1 - La strategia della distrazione. L’elemento principale del controllo sociale è la strategia della distrazione che consiste nel distogliere l’attenzione del pubblico dai problemi importanti e dai cambiamenti decisi dalle élites politiche ed economiche utilizzando la tecnica del diluvio o dell’inondazione di distrazioni continue e di informazioni insignificanti.
Tenere il pubblico occupato, occupato, occupato, senza dargli tempo per pensare, sempre di ritorno verso la fattoria come gli altri animali (citato nel testo “Armi silenziose per guerre tranquille”).
2 - Creare il problema e poi offrire la soluzione. Questo metodo è anche chiamato “problema - reazione - soluzione”. Si crea un problema, una “situazione” che produrrà una determinata reazione nel pubblico in modo che sia questa la ragione delle misure che si desiderano far accettare.
3 - La strategia della gradualità. Per far accettare una misura inaccettabile, basta applicarla gradualmente, col contagocce, per un po’ di anni consecutivi.
4 - La strategia del differire. Un altro modo per far accettare una decisione impopolare è quella di presentarla come “dolorosa e necessaria” guadagnando in quel momento il consenso della gente per un’applicazione futura. E’ più facile accettare un sacrificio futuro di quello immediato.
5 - Rivolgersi alla gente come a dei bambini. La maggior parte della pubblicità diretta al grande pubblico usa discorsi, argomenti, personaggi e una intonazione particolarmente infantile, spesso con voce flebile, come se lo spettatore fosse una creatura di pochi anni o un deficiente.
6 - Usare l’aspetto emozionale molto più della riflessione. Sfruttare l'emotività è una tecnica classica per provocare un corto circuito dell'analisi razionale e, infine, del senso critico dell'individuo. Inoltre, l'uso del tono emotivo permette di aprire la porta verso l’inconscio per impiantare o iniettare idee, desideri, paure e timori, compulsioni, o per indurre comportamenti….

Dati grezzi -
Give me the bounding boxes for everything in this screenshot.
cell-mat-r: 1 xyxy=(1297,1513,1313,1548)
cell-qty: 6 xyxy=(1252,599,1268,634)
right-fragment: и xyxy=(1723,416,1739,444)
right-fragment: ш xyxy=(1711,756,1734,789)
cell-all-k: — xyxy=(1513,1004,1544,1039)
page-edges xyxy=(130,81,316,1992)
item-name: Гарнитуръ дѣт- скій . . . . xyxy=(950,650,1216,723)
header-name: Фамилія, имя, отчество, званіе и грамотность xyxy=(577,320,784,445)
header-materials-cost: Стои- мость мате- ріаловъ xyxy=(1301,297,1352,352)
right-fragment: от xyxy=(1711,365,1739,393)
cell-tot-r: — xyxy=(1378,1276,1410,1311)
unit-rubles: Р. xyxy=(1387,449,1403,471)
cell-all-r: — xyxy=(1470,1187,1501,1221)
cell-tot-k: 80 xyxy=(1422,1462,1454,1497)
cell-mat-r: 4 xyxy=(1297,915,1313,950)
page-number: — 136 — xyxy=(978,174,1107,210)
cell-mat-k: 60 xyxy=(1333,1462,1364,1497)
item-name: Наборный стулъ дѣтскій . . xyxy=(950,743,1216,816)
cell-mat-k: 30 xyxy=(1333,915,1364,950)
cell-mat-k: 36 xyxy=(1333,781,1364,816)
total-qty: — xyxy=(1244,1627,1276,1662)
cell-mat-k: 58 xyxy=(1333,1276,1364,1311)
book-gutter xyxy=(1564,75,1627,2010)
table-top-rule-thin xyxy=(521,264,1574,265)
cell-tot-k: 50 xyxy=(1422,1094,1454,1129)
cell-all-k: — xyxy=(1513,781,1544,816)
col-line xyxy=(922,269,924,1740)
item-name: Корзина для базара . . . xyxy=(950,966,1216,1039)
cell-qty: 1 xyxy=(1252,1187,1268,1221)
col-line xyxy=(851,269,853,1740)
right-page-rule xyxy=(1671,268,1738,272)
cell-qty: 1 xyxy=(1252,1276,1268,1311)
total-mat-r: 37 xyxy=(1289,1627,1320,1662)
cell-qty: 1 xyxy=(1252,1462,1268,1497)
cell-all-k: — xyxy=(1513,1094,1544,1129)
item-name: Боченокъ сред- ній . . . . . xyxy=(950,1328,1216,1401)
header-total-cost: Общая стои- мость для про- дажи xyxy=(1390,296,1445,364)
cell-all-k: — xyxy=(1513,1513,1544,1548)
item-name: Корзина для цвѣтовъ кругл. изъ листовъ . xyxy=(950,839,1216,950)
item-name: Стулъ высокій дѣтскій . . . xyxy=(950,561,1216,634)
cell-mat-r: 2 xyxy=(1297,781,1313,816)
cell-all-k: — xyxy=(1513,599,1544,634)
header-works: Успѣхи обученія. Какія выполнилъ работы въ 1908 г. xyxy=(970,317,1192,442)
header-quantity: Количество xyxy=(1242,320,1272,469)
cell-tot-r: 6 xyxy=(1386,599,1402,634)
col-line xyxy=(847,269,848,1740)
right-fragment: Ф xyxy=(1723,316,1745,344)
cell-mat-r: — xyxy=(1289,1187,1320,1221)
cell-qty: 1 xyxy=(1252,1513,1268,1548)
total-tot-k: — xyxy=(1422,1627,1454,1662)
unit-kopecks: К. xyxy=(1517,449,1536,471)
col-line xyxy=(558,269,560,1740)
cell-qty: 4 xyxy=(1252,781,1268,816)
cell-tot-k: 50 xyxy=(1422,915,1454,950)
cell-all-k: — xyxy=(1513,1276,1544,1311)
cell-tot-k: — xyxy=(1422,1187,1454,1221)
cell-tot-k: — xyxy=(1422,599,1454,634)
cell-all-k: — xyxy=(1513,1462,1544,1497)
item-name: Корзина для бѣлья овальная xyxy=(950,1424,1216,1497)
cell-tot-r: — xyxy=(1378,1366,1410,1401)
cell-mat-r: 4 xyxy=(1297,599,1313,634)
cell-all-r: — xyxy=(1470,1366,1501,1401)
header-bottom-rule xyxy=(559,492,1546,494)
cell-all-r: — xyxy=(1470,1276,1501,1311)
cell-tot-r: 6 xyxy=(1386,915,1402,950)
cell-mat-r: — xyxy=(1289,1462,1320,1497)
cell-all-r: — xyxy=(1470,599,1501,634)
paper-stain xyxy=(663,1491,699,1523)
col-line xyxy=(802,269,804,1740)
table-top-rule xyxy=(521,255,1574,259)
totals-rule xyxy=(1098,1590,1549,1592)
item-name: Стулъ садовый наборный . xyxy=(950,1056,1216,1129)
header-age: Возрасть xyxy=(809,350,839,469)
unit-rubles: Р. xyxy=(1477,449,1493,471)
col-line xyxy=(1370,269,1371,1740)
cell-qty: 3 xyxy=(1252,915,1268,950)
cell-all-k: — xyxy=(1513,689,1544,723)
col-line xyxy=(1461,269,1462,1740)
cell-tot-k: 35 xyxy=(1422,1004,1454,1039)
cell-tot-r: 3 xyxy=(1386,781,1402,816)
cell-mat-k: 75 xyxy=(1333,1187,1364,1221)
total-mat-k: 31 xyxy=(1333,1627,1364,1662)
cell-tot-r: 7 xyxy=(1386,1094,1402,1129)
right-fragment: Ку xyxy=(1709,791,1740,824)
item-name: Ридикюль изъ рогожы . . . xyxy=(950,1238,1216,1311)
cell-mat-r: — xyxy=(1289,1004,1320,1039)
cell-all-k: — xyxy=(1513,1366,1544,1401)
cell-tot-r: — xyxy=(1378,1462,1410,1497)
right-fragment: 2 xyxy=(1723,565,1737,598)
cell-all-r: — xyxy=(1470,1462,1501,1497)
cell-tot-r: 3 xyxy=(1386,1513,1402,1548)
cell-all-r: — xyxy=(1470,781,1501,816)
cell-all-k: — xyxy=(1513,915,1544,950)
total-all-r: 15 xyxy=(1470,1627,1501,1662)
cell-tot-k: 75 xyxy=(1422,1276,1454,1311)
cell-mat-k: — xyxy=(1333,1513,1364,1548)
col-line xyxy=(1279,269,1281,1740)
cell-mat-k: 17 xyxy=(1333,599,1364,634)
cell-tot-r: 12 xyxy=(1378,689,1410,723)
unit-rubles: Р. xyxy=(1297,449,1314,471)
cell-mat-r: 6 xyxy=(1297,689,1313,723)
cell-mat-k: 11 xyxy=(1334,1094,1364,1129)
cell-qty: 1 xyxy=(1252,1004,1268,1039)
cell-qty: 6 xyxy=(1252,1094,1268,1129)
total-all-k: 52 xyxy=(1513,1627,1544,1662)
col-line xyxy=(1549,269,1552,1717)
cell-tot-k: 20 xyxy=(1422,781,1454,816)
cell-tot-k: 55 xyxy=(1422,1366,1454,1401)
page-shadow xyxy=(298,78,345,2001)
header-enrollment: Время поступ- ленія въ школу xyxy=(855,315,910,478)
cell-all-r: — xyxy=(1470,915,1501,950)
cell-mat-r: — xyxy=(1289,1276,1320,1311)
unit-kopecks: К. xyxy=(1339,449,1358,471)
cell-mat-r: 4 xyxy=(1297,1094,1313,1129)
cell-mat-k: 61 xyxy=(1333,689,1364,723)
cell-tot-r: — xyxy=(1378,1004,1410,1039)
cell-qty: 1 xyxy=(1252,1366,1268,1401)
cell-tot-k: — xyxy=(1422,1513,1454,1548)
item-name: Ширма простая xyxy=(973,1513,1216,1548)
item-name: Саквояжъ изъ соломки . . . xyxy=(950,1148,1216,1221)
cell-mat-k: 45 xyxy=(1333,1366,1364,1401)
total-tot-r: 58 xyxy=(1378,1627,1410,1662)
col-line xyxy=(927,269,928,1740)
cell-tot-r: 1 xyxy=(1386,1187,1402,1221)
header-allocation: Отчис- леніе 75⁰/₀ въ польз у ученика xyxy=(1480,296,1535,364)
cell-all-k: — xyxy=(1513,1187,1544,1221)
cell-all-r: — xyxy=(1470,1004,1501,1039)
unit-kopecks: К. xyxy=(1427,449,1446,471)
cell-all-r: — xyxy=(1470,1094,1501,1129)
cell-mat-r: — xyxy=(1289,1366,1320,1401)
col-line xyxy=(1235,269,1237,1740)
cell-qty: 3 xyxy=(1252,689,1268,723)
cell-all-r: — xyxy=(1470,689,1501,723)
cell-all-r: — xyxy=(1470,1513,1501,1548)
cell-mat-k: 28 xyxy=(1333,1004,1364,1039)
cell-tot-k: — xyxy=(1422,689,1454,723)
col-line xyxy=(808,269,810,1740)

Quesito A - Riassuma in due frasi l'estratto sulle strategie di controllo sociale.
Quesito B - Scriva il seguito dell'estratto sulle strategie di controllo sociale, partendo dopo l'ultima frase riportata.

Risposta A - L'estratto elenca alcune strategie di controllo sociale: distogliere l'attenzione del pubblico con un diluvio di distrazioni e informazioni insignificanti, creare un problema per poi offrire la soluzione, applicare gradualmente una misura inaccettabile e differire le decisioni impopolari presentandole come "dolorose e necessarie". Descrive inoltre il rivolgersi alla gente come a dei bambini e lo sfruttamento dell'emotività più della riflessione, che provoca un corto circuito dell'analisi razionale e del senso critico.

Risposta B -
7 - Mantenere la gente nell’ignoranza e nella mediocrità. “La qualità dell’educazione data alle classi sociali inferiori deve essere la più povera e mediocre possibile, in modo che la distanza creata dall’ignoranza tra le classi inferiori e le classi superiori sia e rimanga impossibile da colmare da parte delle inferiori" (vedi “Armi silenziose per guerre tranquille”).
8 - Stimolare il pubblico ad essere favorevole alla mediocrità. Spingere il pubblico a ritenere che sia di moda essere stupidi, volgari e ignoranti...
9 - Rafforzare il senso di colpa. Far credere all’individuo di essere esclusivamente lui il responsabile della proprie disgrazie a causa di insufficiente intelligenza, capacità o sforzo. In tal modo, anziché ribellarsi contro il sistema economico, l’individuo si auto svaluta
10 - Conoscere la gente meglio di quanto essa si conosca. Negli ultimi 50 anni, i rapidi progressi della scienza hanno creato un crescente divario tra le conoscenze della gente e quelle di cui dispongono e che utilizzano le élites dominanti. Il sistema è riuscito a conoscere l’individuo comune molto meglio di quanto egli conosca sé stesso. Ciò comporta che, nella maggior parte dei casi, il sistema esercita un più ampio controllo ed un maggior potere sulla gente, ben maggiore di quello che la gente esercita su sé stessa.